- [Provided entries]:
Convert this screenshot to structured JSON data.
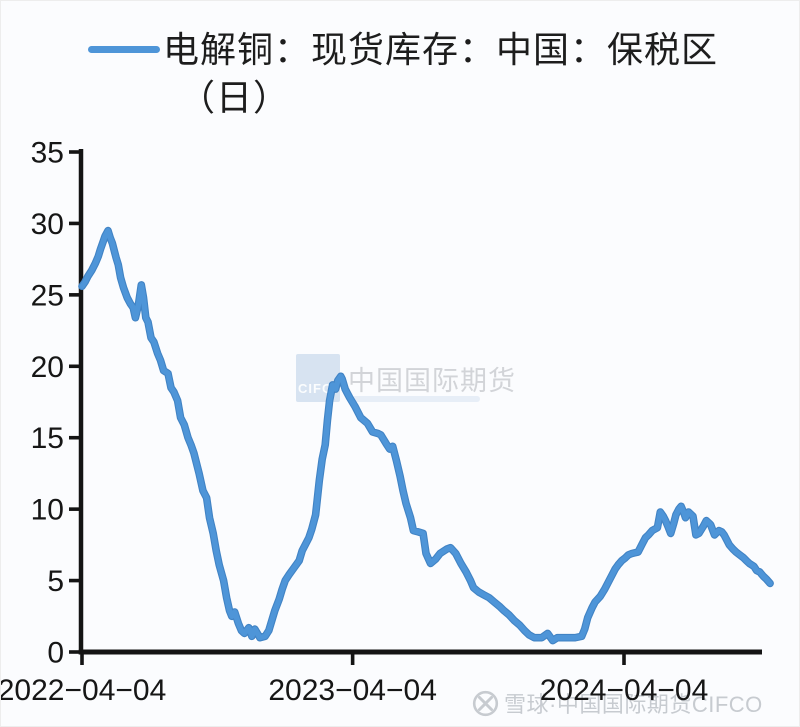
{
  "page": {
    "background": "#fbfcfe"
  },
  "legend": {
    "label_line1": "电解铜：现货库存：中国：保税区",
    "label_line2": "（日）",
    "line_color": "#4e95d8"
  },
  "watermark_center": {
    "box_text": "CIFC",
    "text": "中国国际期货"
  },
  "watermark_bottom": {
    "text": "雪球·中国国际期货CIFCO",
    "icon": "xueqiu-logo",
    "color": "#c7cbd0"
  },
  "chart_data": {
    "type": "line",
    "title": "电解铜：现货库存：中国：保税区（日）",
    "xlabel": "",
    "ylabel": "",
    "ylim": [
      0,
      35
    ],
    "y_ticks": [
      0,
      5,
      10,
      15,
      20,
      25,
      30,
      35
    ],
    "x_ticks": [
      {
        "date": "2022-04-04",
        "label": "2022−04−04"
      },
      {
        "date": "2023-04-04",
        "label": "2023−04−04"
      },
      {
        "date": "2024-04-04",
        "label": "2024−04−04"
      }
    ],
    "grid": false,
    "legend_position": "top-center",
    "line_color": "#4e95d8",
    "line_edge_color": "#4183c4",
    "axis_color": "#141414",
    "series": [
      {
        "name": "电解铜：现货库存：中国：保税区（日）",
        "points": [
          [
            "2022-04-04",
            25.6
          ],
          [
            "2022-04-08",
            25.9
          ],
          [
            "2022-04-12",
            26.3
          ],
          [
            "2022-04-17",
            26.7
          ],
          [
            "2022-04-22",
            27.2
          ],
          [
            "2022-04-26",
            27.7
          ],
          [
            "2022-04-29",
            28.2
          ],
          [
            "2022-05-03",
            28.8
          ],
          [
            "2022-05-05",
            29.1
          ],
          [
            "2022-05-09",
            29.5
          ],
          [
            "2022-05-12",
            29.0
          ],
          [
            "2022-05-15",
            28.6
          ],
          [
            "2022-05-18",
            28.0
          ],
          [
            "2022-05-20",
            27.6
          ],
          [
            "2022-05-23",
            27.1
          ],
          [
            "2022-05-26",
            26.2
          ],
          [
            "2022-05-30",
            25.5
          ],
          [
            "2022-06-04",
            24.8
          ],
          [
            "2022-06-08",
            24.4
          ],
          [
            "2022-06-12",
            24.1
          ],
          [
            "2022-06-15",
            23.4
          ],
          [
            "2022-06-19",
            24.3
          ],
          [
            "2022-06-23",
            25.7
          ],
          [
            "2022-06-26",
            24.8
          ],
          [
            "2022-06-29",
            23.4
          ],
          [
            "2022-07-02",
            23.1
          ],
          [
            "2022-07-06",
            22.0
          ],
          [
            "2022-07-10",
            21.7
          ],
          [
            "2022-07-15",
            20.9
          ],
          [
            "2022-07-19",
            20.4
          ],
          [
            "2022-07-23",
            19.7
          ],
          [
            "2022-07-29",
            19.5
          ],
          [
            "2022-08-02",
            18.5
          ],
          [
            "2022-08-06",
            18.2
          ],
          [
            "2022-08-11",
            17.6
          ],
          [
            "2022-08-15",
            16.4
          ],
          [
            "2022-08-20",
            15.9
          ],
          [
            "2022-08-25",
            15.0
          ],
          [
            "2022-08-29",
            14.5
          ],
          [
            "2022-09-02",
            13.9
          ],
          [
            "2022-09-09",
            12.5
          ],
          [
            "2022-09-14",
            11.3
          ],
          [
            "2022-09-19",
            10.8
          ],
          [
            "2022-09-23",
            9.4
          ],
          [
            "2022-09-28",
            8.3
          ],
          [
            "2022-10-02",
            7.1
          ],
          [
            "2022-10-06",
            6.1
          ],
          [
            "2022-10-12",
            5.0
          ],
          [
            "2022-10-16",
            3.8
          ],
          [
            "2022-10-20",
            2.9
          ],
          [
            "2022-10-23",
            2.5
          ],
          [
            "2022-10-27",
            2.8
          ],
          [
            "2022-11-01",
            2.0
          ],
          [
            "2022-11-05",
            1.5
          ],
          [
            "2022-11-09",
            1.3
          ],
          [
            "2022-11-15",
            1.7
          ],
          [
            "2022-11-19",
            1.1
          ],
          [
            "2022-11-23",
            1.6
          ],
          [
            "2022-11-30",
            1.0
          ],
          [
            "2022-12-07",
            1.1
          ],
          [
            "2022-12-12",
            1.5
          ],
          [
            "2022-12-16",
            2.2
          ],
          [
            "2022-12-20",
            2.9
          ],
          [
            "2022-12-26",
            3.7
          ],
          [
            "2022-12-30",
            4.4
          ],
          [
            "2023-01-03",
            5.0
          ],
          [
            "2023-01-08",
            5.4
          ],
          [
            "2023-01-15",
            5.9
          ],
          [
            "2023-01-22",
            6.4
          ],
          [
            "2023-01-26",
            7.1
          ],
          [
            "2023-01-30",
            7.5
          ],
          [
            "2023-02-04",
            8.0
          ],
          [
            "2023-02-08",
            8.6
          ],
          [
            "2023-02-13",
            9.6
          ],
          [
            "2023-02-15",
            10.5
          ],
          [
            "2023-02-18",
            12.0
          ],
          [
            "2023-02-22",
            13.5
          ],
          [
            "2023-02-26",
            14.5
          ],
          [
            "2023-03-01",
            16.2
          ],
          [
            "2023-03-04",
            17.6
          ],
          [
            "2023-03-08",
            18.7
          ],
          [
            "2023-03-12",
            18.4
          ],
          [
            "2023-03-15",
            19.0
          ],
          [
            "2023-03-19",
            19.3
          ],
          [
            "2023-03-21",
            19.1
          ],
          [
            "2023-03-25",
            18.4
          ],
          [
            "2023-03-28",
            18.1
          ],
          [
            "2023-03-31",
            17.8
          ],
          [
            "2023-04-07",
            17.2
          ],
          [
            "2023-04-15",
            16.4
          ],
          [
            "2023-04-24",
            16.0
          ],
          [
            "2023-05-01",
            15.4
          ],
          [
            "2023-05-08",
            15.3
          ],
          [
            "2023-05-12",
            15.2
          ],
          [
            "2023-05-19",
            14.6
          ],
          [
            "2023-05-24",
            14.2
          ],
          [
            "2023-05-28",
            14.4
          ],
          [
            "2023-06-02",
            13.4
          ],
          [
            "2023-06-07",
            12.3
          ],
          [
            "2023-06-11",
            11.3
          ],
          [
            "2023-06-15",
            10.4
          ],
          [
            "2023-06-21",
            9.4
          ],
          [
            "2023-06-25",
            8.5
          ],
          [
            "2023-07-02",
            8.4
          ],
          [
            "2023-07-08",
            8.3
          ],
          [
            "2023-07-12",
            6.9
          ],
          [
            "2023-07-18",
            6.2
          ],
          [
            "2023-07-25",
            6.5
          ],
          [
            "2023-07-31",
            6.9
          ],
          [
            "2023-08-09",
            7.2
          ],
          [
            "2023-08-14",
            7.3
          ],
          [
            "2023-08-21",
            6.9
          ],
          [
            "2023-08-28",
            6.2
          ],
          [
            "2023-09-04",
            5.6
          ],
          [
            "2023-09-10",
            5.0
          ],
          [
            "2023-09-14",
            4.5
          ],
          [
            "2023-09-21",
            4.2
          ],
          [
            "2023-09-28",
            4.0
          ],
          [
            "2023-10-05",
            3.8
          ],
          [
            "2023-10-12",
            3.5
          ],
          [
            "2023-10-19",
            3.2
          ],
          [
            "2023-10-25",
            2.9
          ],
          [
            "2023-11-01",
            2.6
          ],
          [
            "2023-11-08",
            2.2
          ],
          [
            "2023-11-15",
            1.9
          ],
          [
            "2023-11-22",
            1.5
          ],
          [
            "2023-11-28",
            1.2
          ],
          [
            "2023-12-05",
            1.0
          ],
          [
            "2023-12-15",
            1.0
          ],
          [
            "2023-12-23",
            1.3
          ],
          [
            "2023-12-30",
            0.8
          ],
          [
            "2024-01-05",
            1.0
          ],
          [
            "2024-01-15",
            1.0
          ],
          [
            "2024-01-29",
            1.0
          ],
          [
            "2024-02-07",
            1.1
          ],
          [
            "2024-02-11",
            1.6
          ],
          [
            "2024-02-15",
            2.4
          ],
          [
            "2024-02-21",
            3.1
          ],
          [
            "2024-02-25",
            3.5
          ],
          [
            "2024-03-03",
            3.9
          ],
          [
            "2024-03-09",
            4.4
          ],
          [
            "2024-03-16",
            5.1
          ],
          [
            "2024-03-23",
            5.8
          ],
          [
            "2024-03-27",
            6.1
          ],
          [
            "2024-04-01",
            6.4
          ],
          [
            "2024-04-06",
            6.6
          ],
          [
            "2024-04-10",
            6.8
          ],
          [
            "2024-04-15",
            6.9
          ],
          [
            "2024-04-23",
            7.0
          ],
          [
            "2024-04-29",
            7.6
          ],
          [
            "2024-05-03",
            8.0
          ],
          [
            "2024-05-07",
            8.2
          ],
          [
            "2024-05-12",
            8.5
          ],
          [
            "2024-05-19",
            8.7
          ],
          [
            "2024-05-23",
            9.8
          ],
          [
            "2024-05-27",
            9.5
          ],
          [
            "2024-05-30",
            9.2
          ],
          [
            "2024-06-03",
            8.7
          ],
          [
            "2024-06-06",
            8.3
          ],
          [
            "2024-06-10",
            9.0
          ],
          [
            "2024-06-13",
            9.6
          ],
          [
            "2024-06-17",
            10.0
          ],
          [
            "2024-06-20",
            10.2
          ],
          [
            "2024-06-24",
            9.7
          ],
          [
            "2024-06-26",
            9.4
          ],
          [
            "2024-06-30",
            9.8
          ],
          [
            "2024-07-06",
            9.5
          ],
          [
            "2024-07-10",
            8.2
          ],
          [
            "2024-07-14",
            8.3
          ],
          [
            "2024-07-20",
            8.8
          ],
          [
            "2024-07-24",
            9.2
          ],
          [
            "2024-07-28",
            9.0
          ],
          [
            "2024-07-30",
            8.9
          ],
          [
            "2024-08-04",
            8.2
          ],
          [
            "2024-08-08",
            8.4
          ],
          [
            "2024-08-10",
            8.5
          ],
          [
            "2024-08-14",
            8.4
          ],
          [
            "2024-08-17",
            8.2
          ],
          [
            "2024-08-21",
            7.8
          ],
          [
            "2024-08-24",
            7.5
          ],
          [
            "2024-08-29",
            7.2
          ],
          [
            "2024-09-02",
            7.0
          ],
          [
            "2024-09-07",
            6.8
          ],
          [
            "2024-09-12",
            6.6
          ],
          [
            "2024-09-16",
            6.4
          ],
          [
            "2024-09-20",
            6.2
          ],
          [
            "2024-09-26",
            6.0
          ],
          [
            "2024-09-30",
            5.7
          ],
          [
            "2024-10-04",
            5.6
          ],
          [
            "2024-10-09",
            5.3
          ],
          [
            "2024-10-13",
            5.1
          ],
          [
            "2024-10-18",
            4.8
          ]
        ]
      }
    ]
  }
}
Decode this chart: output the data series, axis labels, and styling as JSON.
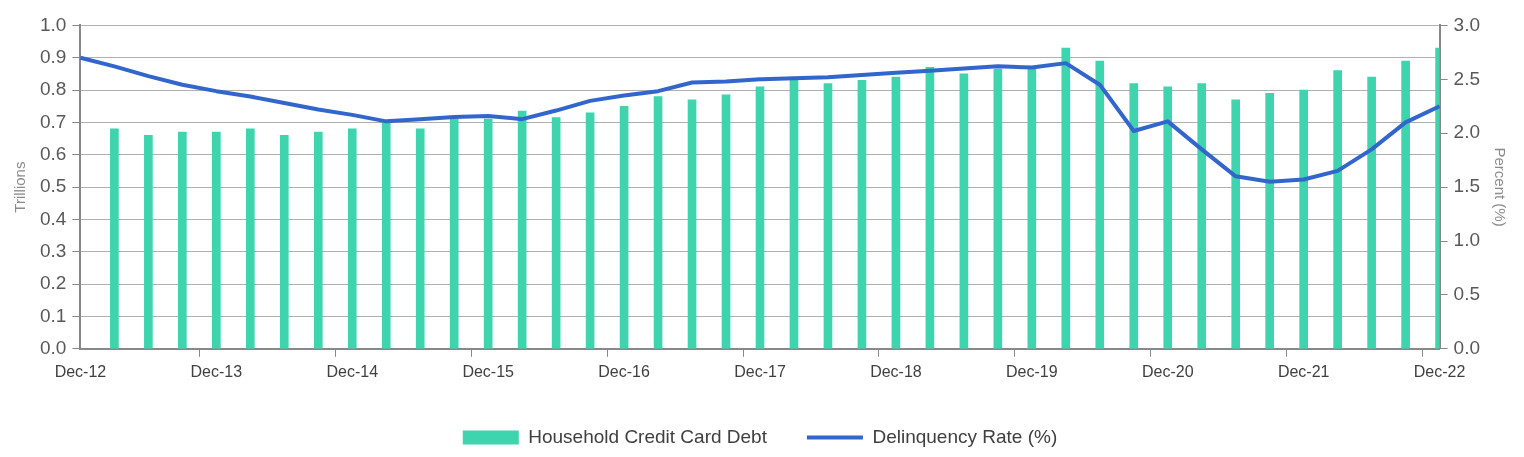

- [Short exercise]: Lines that include the word "date" — how many are there in the data? Answer with the number alone.

- [Solution to the problem]: 3